[Exercise requirements] Find each line holding "Charles" and copy it out.

[Raw records]
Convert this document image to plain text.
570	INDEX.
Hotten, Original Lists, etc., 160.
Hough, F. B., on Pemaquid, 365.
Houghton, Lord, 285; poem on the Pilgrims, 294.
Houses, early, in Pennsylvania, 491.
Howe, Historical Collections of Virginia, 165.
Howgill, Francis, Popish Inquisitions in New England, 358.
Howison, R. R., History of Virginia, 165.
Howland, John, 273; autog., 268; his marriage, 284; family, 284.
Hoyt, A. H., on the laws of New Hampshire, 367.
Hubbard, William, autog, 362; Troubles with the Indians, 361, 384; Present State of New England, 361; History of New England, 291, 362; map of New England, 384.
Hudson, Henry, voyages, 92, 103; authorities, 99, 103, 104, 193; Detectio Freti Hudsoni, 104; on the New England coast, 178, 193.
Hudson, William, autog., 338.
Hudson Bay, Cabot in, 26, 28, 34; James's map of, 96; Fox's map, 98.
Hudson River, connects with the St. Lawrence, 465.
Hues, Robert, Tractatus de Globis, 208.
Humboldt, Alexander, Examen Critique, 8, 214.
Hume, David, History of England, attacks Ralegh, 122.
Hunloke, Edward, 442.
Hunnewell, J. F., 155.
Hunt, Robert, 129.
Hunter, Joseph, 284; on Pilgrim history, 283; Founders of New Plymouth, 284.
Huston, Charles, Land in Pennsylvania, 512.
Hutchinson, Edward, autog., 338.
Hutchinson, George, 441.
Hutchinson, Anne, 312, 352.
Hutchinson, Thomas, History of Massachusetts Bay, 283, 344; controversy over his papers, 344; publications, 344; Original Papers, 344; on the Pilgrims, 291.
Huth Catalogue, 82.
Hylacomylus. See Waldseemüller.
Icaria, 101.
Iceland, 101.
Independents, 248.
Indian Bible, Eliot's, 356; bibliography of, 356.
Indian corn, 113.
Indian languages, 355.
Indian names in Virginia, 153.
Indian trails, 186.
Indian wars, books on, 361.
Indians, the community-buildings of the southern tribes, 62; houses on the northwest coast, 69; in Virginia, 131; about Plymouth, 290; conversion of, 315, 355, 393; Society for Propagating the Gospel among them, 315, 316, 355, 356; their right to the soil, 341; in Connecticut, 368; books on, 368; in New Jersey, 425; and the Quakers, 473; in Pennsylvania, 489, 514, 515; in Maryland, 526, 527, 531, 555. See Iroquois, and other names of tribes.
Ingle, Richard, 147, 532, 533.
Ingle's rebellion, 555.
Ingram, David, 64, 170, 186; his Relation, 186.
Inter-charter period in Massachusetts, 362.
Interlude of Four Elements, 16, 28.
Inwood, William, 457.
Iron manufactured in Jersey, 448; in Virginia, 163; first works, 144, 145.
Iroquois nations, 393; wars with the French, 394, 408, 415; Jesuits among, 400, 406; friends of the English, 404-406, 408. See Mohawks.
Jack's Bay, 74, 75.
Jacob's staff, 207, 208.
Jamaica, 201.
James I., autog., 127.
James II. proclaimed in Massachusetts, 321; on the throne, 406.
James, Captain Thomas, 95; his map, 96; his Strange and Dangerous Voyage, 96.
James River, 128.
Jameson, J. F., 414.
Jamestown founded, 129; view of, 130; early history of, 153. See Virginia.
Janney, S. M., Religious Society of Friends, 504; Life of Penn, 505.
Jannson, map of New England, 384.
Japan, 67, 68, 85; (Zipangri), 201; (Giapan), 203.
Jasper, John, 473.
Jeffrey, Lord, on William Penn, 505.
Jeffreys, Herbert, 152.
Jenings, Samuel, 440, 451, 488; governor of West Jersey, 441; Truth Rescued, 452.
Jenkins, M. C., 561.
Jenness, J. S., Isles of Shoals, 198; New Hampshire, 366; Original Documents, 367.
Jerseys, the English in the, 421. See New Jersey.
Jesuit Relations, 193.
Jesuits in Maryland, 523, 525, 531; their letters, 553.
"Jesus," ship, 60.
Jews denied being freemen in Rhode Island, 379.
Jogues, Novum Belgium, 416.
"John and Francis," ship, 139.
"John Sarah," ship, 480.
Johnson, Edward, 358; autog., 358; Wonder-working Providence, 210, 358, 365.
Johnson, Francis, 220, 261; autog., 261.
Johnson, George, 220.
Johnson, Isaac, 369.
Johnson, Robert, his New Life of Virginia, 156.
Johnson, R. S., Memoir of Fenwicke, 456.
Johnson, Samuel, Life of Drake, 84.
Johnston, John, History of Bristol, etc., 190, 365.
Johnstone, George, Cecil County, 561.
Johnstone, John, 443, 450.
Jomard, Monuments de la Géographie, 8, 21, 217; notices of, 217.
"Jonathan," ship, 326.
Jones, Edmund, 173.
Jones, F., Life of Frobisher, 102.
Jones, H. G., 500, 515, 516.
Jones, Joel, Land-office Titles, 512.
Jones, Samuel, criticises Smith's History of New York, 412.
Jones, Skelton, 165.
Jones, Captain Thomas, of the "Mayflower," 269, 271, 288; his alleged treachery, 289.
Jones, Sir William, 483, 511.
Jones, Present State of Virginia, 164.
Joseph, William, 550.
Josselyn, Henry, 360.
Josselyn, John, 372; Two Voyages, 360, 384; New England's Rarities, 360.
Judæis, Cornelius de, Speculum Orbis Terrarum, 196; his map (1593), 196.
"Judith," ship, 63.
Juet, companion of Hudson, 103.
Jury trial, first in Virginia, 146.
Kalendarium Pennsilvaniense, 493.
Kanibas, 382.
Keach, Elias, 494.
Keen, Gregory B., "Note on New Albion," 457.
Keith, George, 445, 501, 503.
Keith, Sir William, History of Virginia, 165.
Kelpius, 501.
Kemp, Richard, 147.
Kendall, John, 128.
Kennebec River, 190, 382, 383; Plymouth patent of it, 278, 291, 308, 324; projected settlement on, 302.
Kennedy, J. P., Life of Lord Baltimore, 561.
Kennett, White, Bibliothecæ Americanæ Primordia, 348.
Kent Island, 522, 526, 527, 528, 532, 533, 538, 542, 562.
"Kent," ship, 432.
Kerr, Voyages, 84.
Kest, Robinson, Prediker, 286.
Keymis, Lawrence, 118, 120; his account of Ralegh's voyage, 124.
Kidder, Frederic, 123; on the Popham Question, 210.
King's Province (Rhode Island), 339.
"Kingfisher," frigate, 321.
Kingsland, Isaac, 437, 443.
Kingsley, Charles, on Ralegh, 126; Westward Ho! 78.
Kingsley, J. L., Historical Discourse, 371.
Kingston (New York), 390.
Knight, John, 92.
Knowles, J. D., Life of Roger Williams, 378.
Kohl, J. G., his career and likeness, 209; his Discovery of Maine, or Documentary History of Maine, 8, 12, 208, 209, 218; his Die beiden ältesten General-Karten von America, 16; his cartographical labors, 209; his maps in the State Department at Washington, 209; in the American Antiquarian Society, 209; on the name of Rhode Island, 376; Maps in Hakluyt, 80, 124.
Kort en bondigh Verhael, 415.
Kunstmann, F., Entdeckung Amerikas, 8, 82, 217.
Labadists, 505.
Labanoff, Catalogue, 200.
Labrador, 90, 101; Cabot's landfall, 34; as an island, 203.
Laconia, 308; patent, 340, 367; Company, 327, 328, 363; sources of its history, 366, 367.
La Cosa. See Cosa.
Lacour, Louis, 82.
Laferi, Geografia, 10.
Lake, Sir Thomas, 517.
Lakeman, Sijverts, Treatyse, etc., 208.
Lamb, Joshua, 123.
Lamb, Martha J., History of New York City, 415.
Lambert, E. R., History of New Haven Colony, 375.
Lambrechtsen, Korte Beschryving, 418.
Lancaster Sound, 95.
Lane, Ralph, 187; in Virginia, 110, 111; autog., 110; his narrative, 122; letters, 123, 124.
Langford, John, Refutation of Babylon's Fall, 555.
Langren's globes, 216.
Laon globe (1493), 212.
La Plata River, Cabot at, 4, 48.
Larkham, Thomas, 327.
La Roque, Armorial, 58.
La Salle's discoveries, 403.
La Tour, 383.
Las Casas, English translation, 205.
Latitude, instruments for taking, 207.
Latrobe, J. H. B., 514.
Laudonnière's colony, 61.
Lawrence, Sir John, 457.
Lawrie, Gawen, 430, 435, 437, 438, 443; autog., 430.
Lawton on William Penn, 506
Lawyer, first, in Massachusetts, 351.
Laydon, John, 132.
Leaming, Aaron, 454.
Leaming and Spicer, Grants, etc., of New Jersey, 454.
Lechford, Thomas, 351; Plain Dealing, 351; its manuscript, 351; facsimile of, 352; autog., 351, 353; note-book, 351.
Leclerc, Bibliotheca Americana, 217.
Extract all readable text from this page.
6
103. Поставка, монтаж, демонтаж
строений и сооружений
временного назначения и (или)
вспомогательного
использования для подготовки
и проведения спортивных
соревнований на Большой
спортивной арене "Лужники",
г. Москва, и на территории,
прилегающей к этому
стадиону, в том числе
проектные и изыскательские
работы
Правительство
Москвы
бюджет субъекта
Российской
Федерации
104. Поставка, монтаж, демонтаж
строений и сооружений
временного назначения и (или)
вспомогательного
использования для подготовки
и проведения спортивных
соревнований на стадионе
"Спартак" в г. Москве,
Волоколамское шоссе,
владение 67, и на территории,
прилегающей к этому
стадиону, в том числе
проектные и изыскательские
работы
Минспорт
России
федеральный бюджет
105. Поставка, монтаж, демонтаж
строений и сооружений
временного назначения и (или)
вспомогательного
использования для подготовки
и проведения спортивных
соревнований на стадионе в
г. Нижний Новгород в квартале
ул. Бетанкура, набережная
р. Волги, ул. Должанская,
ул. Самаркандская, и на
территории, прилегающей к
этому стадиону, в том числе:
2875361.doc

[Finished task]
Huston, Charles, Land in Pennsylvania, 512.
Kingsley, Charles, on Ralegh, 126; Westward Ho! 78.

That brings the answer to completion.